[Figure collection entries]
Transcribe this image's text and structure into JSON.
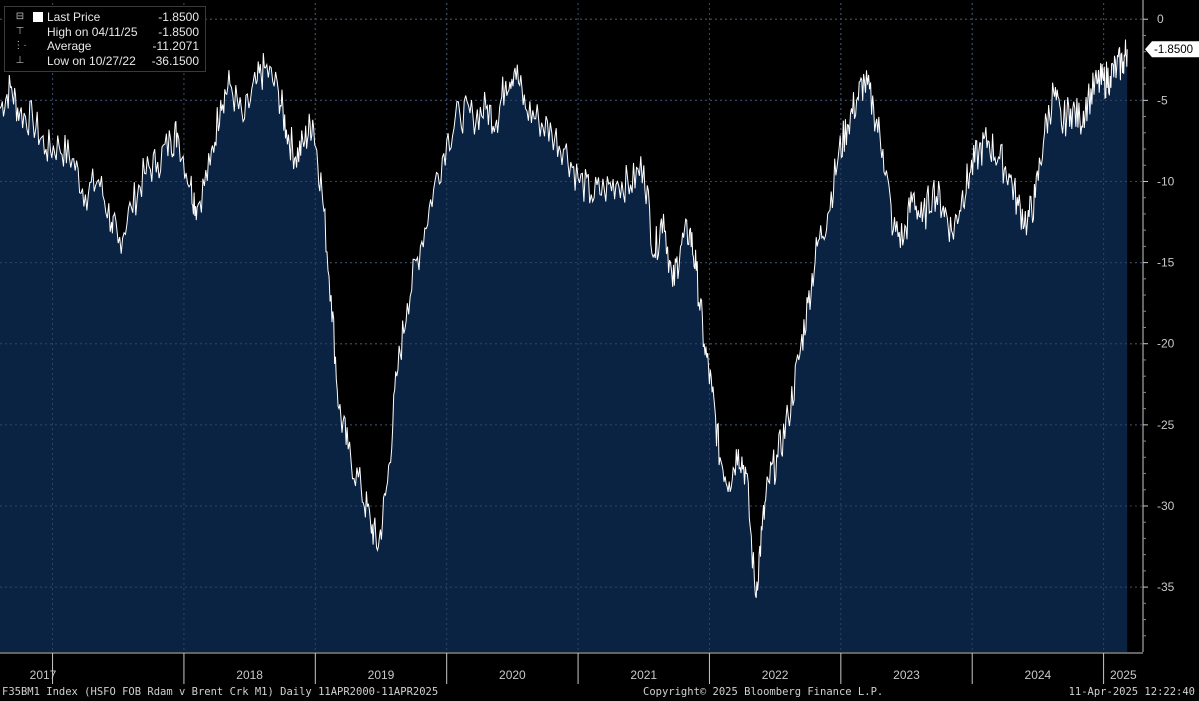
{
  "legend": {
    "items": [
      {
        "label": "Last Price",
        "value": "-1.8500"
      },
      {
        "label": "High on 04/11/25",
        "value": "-1.8500"
      },
      {
        "label": "Average",
        "value": "-11.2071"
      },
      {
        "label": "Low on 10/27/22",
        "value": "-36.1500"
      }
    ]
  },
  "footer": {
    "security": "F35BM1 Index (HSFO FOB Rdam v Brent Crk M1)  Daily 11APR2000-11APR2025",
    "copyright": "Copyright© 2025 Bloomberg Finance L.P.",
    "timestamp": "11-Apr-2025 12:22:40"
  },
  "colors": {
    "background": "#000000",
    "area_fill": "#0b2342",
    "line": "#ffffff",
    "grid": "#6a6a6a",
    "axis": "#c8c8c8"
  },
  "chart_data": {
    "type": "area",
    "title": "",
    "xlabel": "",
    "ylabel": "",
    "series": [
      {
        "name": "Last Price"
      }
    ],
    "x_tick_labels": [
      "2017",
      "2018",
      "2019",
      "2020",
      "2021",
      "2022",
      "2023",
      "2024",
      "2025"
    ],
    "x_tick_positions": [
      2017.0,
      2018.0,
      2019.0,
      2020.0,
      2021.0,
      2022.0,
      2023.0,
      2024.0,
      2025.0
    ],
    "y_ticks": [
      0,
      -5,
      -10,
      -15,
      -20,
      -25,
      -30,
      -35
    ],
    "ylim": [
      -39,
      1
    ],
    "xlim": [
      2016.6,
      2025.3
    ],
    "last_value_label": "-1.8500",
    "last_value": -1.85,
    "points": [
      [
        2016.6,
        -5.5
      ],
      [
        2016.68,
        -4.2
      ],
      [
        2016.75,
        -5.8
      ],
      [
        2016.85,
        -6.2
      ],
      [
        2016.95,
        -8.0
      ],
      [
        2017.05,
        -7.8
      ],
      [
        2017.15,
        -8.6
      ],
      [
        2017.25,
        -10.8
      ],
      [
        2017.35,
        -9.9
      ],
      [
        2017.45,
        -12.5
      ],
      [
        2017.5,
        -13.8
      ],
      [
        2017.6,
        -11.6
      ],
      [
        2017.7,
        -9.5
      ],
      [
        2017.8,
        -8.8
      ],
      [
        2017.9,
        -7.5
      ],
      [
        2017.95,
        -7.0
      ],
      [
        2018.05,
        -10.2
      ],
      [
        2018.1,
        -11.6
      ],
      [
        2018.2,
        -9.0
      ],
      [
        2018.28,
        -5.0
      ],
      [
        2018.35,
        -4.0
      ],
      [
        2018.45,
        -6.3
      ],
      [
        2018.55,
        -4.0
      ],
      [
        2018.62,
        -3.0
      ],
      [
        2018.72,
        -4.5
      ],
      [
        2018.78,
        -6.8
      ],
      [
        2018.85,
        -8.5
      ],
      [
        2018.92,
        -7.5
      ],
      [
        2018.98,
        -6.2
      ],
      [
        2019.05,
        -10.5
      ],
      [
        2019.12,
        -17.0
      ],
      [
        2019.18,
        -24.0
      ],
      [
        2019.25,
        -26.5
      ],
      [
        2019.35,
        -29.0
      ],
      [
        2019.42,
        -31.0
      ],
      [
        2019.48,
        -32.5
      ],
      [
        2019.55,
        -28.5
      ],
      [
        2019.62,
        -22.0
      ],
      [
        2019.7,
        -17.5
      ],
      [
        2019.8,
        -14.0
      ],
      [
        2019.9,
        -10.5
      ],
      [
        2020.0,
        -7.5
      ],
      [
        2020.1,
        -5.8
      ],
      [
        2020.2,
        -6.0
      ],
      [
        2020.3,
        -5.5
      ],
      [
        2020.38,
        -6.2
      ],
      [
        2020.45,
        -3.8
      ],
      [
        2020.52,
        -3.0
      ],
      [
        2020.6,
        -5.5
      ],
      [
        2020.7,
        -6.2
      ],
      [
        2020.8,
        -7.0
      ],
      [
        2020.9,
        -8.0
      ],
      [
        2021.0,
        -9.8
      ],
      [
        2021.1,
        -10.8
      ],
      [
        2021.2,
        -10.5
      ],
      [
        2021.3,
        -10.0
      ],
      [
        2021.4,
        -10.2
      ],
      [
        2021.5,
        -9.0
      ],
      [
        2021.58,
        -14.5
      ],
      [
        2021.65,
        -12.0
      ],
      [
        2021.72,
        -16.5
      ],
      [
        2021.78,
        -14.0
      ],
      [
        2021.85,
        -13.0
      ],
      [
        2021.9,
        -15.5
      ],
      [
        2021.96,
        -20.0
      ],
      [
        2022.02,
        -23.0
      ],
      [
        2022.08,
        -27.0
      ],
      [
        2022.15,
        -28.5
      ],
      [
        2022.22,
        -26.5
      ],
      [
        2022.28,
        -28.0
      ],
      [
        2022.35,
        -35.5
      ],
      [
        2022.4,
        -31.5
      ],
      [
        2022.45,
        -28.5
      ],
      [
        2022.52,
        -27.0
      ],
      [
        2022.6,
        -24.5
      ],
      [
        2022.68,
        -21.0
      ],
      [
        2022.75,
        -17.5
      ],
      [
        2022.82,
        -14.0
      ],
      [
        2022.9,
        -12.0
      ],
      [
        2022.98,
        -8.5
      ],
      [
        2023.05,
        -6.5
      ],
      [
        2023.12,
        -5.0
      ],
      [
        2023.18,
        -3.8
      ],
      [
        2023.25,
        -5.5
      ],
      [
        2023.32,
        -8.0
      ],
      [
        2023.4,
        -13.0
      ],
      [
        2023.48,
        -13.5
      ],
      [
        2023.55,
        -10.8
      ],
      [
        2023.62,
        -12.5
      ],
      [
        2023.7,
        -10.5
      ],
      [
        2023.78,
        -11.5
      ],
      [
        2023.85,
        -13.2
      ],
      [
        2023.92,
        -11.0
      ],
      [
        2023.98,
        -9.5
      ],
      [
        2024.05,
        -8.2
      ],
      [
        2024.12,
        -7.5
      ],
      [
        2024.2,
        -8.5
      ],
      [
        2024.28,
        -9.5
      ],
      [
        2024.35,
        -11.5
      ],
      [
        2024.42,
        -12.5
      ],
      [
        2024.48,
        -11.0
      ],
      [
        2024.55,
        -7.0
      ],
      [
        2024.62,
        -4.5
      ],
      [
        2024.68,
        -6.5
      ],
      [
        2024.75,
        -5.5
      ],
      [
        2024.82,
        -6.2
      ],
      [
        2024.88,
        -5.0
      ],
      [
        2024.95,
        -4.0
      ],
      [
        2025.0,
        -3.8
      ],
      [
        2025.05,
        -3.5
      ],
      [
        2025.1,
        -3.0
      ],
      [
        2025.15,
        -2.6
      ],
      [
        2025.18,
        -1.85
      ]
    ]
  }
}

Instructions to follow: Write out the listing word for word, omitting the pictures it holds.

Task answer:
Transcribe this image's text and structure into JSON.
{
  "legend": {
    "items": [
      {
        "label": "Last Price",
        "value": "-1.8500"
      },
      {
        "label": "High on 04/11/25",
        "value": "-1.8500"
      },
      {
        "label": "Average",
        "value": "-11.2071"
      },
      {
        "label": "Low on 10/27/22",
        "value": "-36.1500"
      }
    ]
  },
  "footer": {
    "security": "F35BM1 Index (HSFO FOB Rdam v Brent Crk M1)  Daily 11APR2000-11APR2025",
    "copyright": "Copyright© 2025 Bloomberg Finance L.P.",
    "timestamp": "11-Apr-2025 12:22:40"
  },
  "colors": {
    "background": "#000000",
    "area_fill": "#0b2342",
    "line": "#ffffff",
    "grid": "#6a6a6a",
    "axis": "#c8c8c8"
  },
  "chart_data": {
    "type": "area",
    "title": "",
    "xlabel": "",
    "ylabel": "",
    "series": [
      {
        "name": "Last Price"
      }
    ],
    "x_tick_labels": [
      "2017",
      "2018",
      "2019",
      "2020",
      "2021",
      "2022",
      "2023",
      "2024",
      "2025"
    ],
    "x_tick_positions": [
      2017.0,
      2018.0,
      2019.0,
      2020.0,
      2021.0,
      2022.0,
      2023.0,
      2024.0,
      2025.0
    ],
    "y_ticks": [
      0,
      -5,
      -10,
      -15,
      -20,
      -25,
      -30,
      -35
    ],
    "ylim": [
      -39,
      1
    ],
    "xlim": [
      2016.6,
      2025.3
    ],
    "last_value_label": "-1.8500",
    "last_value": -1.85,
    "points": [
      [
        2016.6,
        -5.5
      ],
      [
        2016.68,
        -4.2
      ],
      [
        2016.75,
        -5.8
      ],
      [
        2016.85,
        -6.2
      ],
      [
        2016.95,
        -8.0
      ],
      [
        2017.05,
        -7.8
      ],
      [
        2017.15,
        -8.6
      ],
      [
        2017.25,
        -10.8
      ],
      [
        2017.35,
        -9.9
      ],
      [
        2017.45,
        -12.5
      ],
      [
        2017.5,
        -13.8
      ],
      [
        2017.6,
        -11.6
      ],
      [
        2017.7,
        -9.5
      ],
      [
        2017.8,
        -8.8
      ],
      [
        2017.9,
        -7.5
      ],
      [
        2017.95,
        -7.0
      ],
      [
        2018.05,
        -10.2
      ],
      [
        2018.1,
        -11.6
      ],
      [
        2018.2,
        -9.0
      ],
      [
        2018.28,
        -5.0
      ],
      [
        2018.35,
        -4.0
      ],
      [
        2018.45,
        -6.3
      ],
      [
        2018.55,
        -4.0
      ],
      [
        2018.62,
        -3.0
      ],
      [
        2018.72,
        -4.5
      ],
      [
        2018.78,
        -6.8
      ],
      [
        2018.85,
        -8.5
      ],
      [
        2018.92,
        -7.5
      ],
      [
        2018.98,
        -6.2
      ],
      [
        2019.05,
        -10.5
      ],
      [
        2019.12,
        -17.0
      ],
      [
        2019.18,
        -24.0
      ],
      [
        2019.25,
        -26.5
      ],
      [
        2019.35,
        -29.0
      ],
      [
        2019.42,
        -31.0
      ],
      [
        2019.48,
        -32.5
      ],
      [
        2019.55,
        -28.5
      ],
      [
        2019.62,
        -22.0
      ],
      [
        2019.7,
        -17.5
      ],
      [
        2019.8,
        -14.0
      ],
      [
        2019.9,
        -10.5
      ],
      [
        2020.0,
        -7.5
      ],
      [
        2020.1,
        -5.8
      ],
      [
        2020.2,
        -6.0
      ],
      [
        2020.3,
        -5.5
      ],
      [
        2020.38,
        -6.2
      ],
      [
        2020.45,
        -3.8
      ],
      [
        2020.52,
        -3.0
      ],
      [
        2020.6,
        -5.5
      ],
      [
        2020.7,
        -6.2
      ],
      [
        2020.8,
        -7.0
      ],
      [
        2020.9,
        -8.0
      ],
      [
        2021.0,
        -9.8
      ],
      [
        2021.1,
        -10.8
      ],
      [
        2021.2,
        -10.5
      ],
      [
        2021.3,
        -10.0
      ],
      [
        2021.4,
        -10.2
      ],
      [
        2021.5,
        -9.0
      ],
      [
        2021.58,
        -14.5
      ],
      [
        2021.65,
        -12.0
      ],
      [
        2021.72,
        -16.5
      ],
      [
        2021.78,
        -14.0
      ],
      [
        2021.85,
        -13.0
      ],
      [
        2021.9,
        -15.5
      ],
      [
        2021.96,
        -20.0
      ],
      [
        2022.02,
        -23.0
      ],
      [
        2022.08,
        -27.0
      ],
      [
        2022.15,
        -28.5
      ],
      [
        2022.22,
        -26.5
      ],
      [
        2022.28,
        -28.0
      ],
      [
        2022.35,
        -35.5
      ],
      [
        2022.4,
        -31.5
      ],
      [
        2022.45,
        -28.5
      ],
      [
        2022.52,
        -27.0
      ],
      [
        2022.6,
        -24.5
      ],
      [
        2022.68,
        -21.0
      ],
      [
        2022.75,
        -17.5
      ],
      [
        2022.82,
        -14.0
      ],
      [
        2022.9,
        -12.0
      ],
      [
        2022.98,
        -8.5
      ],
      [
        2023.05,
        -6.5
      ],
      [
        2023.12,
        -5.0
      ],
      [
        2023.18,
        -3.8
      ],
      [
        2023.25,
        -5.5
      ],
      [
        2023.32,
        -8.0
      ],
      [
        2023.4,
        -13.0
      ],
      [
        2023.48,
        -13.5
      ],
      [
        2023.55,
        -10.8
      ],
      [
        2023.62,
        -12.5
      ],
      [
        2023.7,
        -10.5
      ],
      [
        2023.78,
        -11.5
      ],
      [
        2023.85,
        -13.2
      ],
      [
        2023.92,
        -11.0
      ],
      [
        2023.98,
        -9.5
      ],
      [
        2024.05,
        -8.2
      ],
      [
        2024.12,
        -7.5
      ],
      [
        2024.2,
        -8.5
      ],
      [
        2024.28,
        -9.5
      ],
      [
        2024.35,
        -11.5
      ],
      [
        2024.42,
        -12.5
      ],
      [
        2024.48,
        -11.0
      ],
      [
        2024.55,
        -7.0
      ],
      [
        2024.62,
        -4.5
      ],
      [
        2024.68,
        -6.5
      ],
      [
        2024.75,
        -5.5
      ],
      [
        2024.82,
        -6.2
      ],
      [
        2024.88,
        -5.0
      ],
      [
        2024.95,
        -4.0
      ],
      [
        2025.0,
        -3.8
      ],
      [
        2025.05,
        -3.5
      ],
      [
        2025.1,
        -3.0
      ],
      [
        2025.15,
        -2.6
      ],
      [
        2025.18,
        -1.85
      ]
    ]
  }
}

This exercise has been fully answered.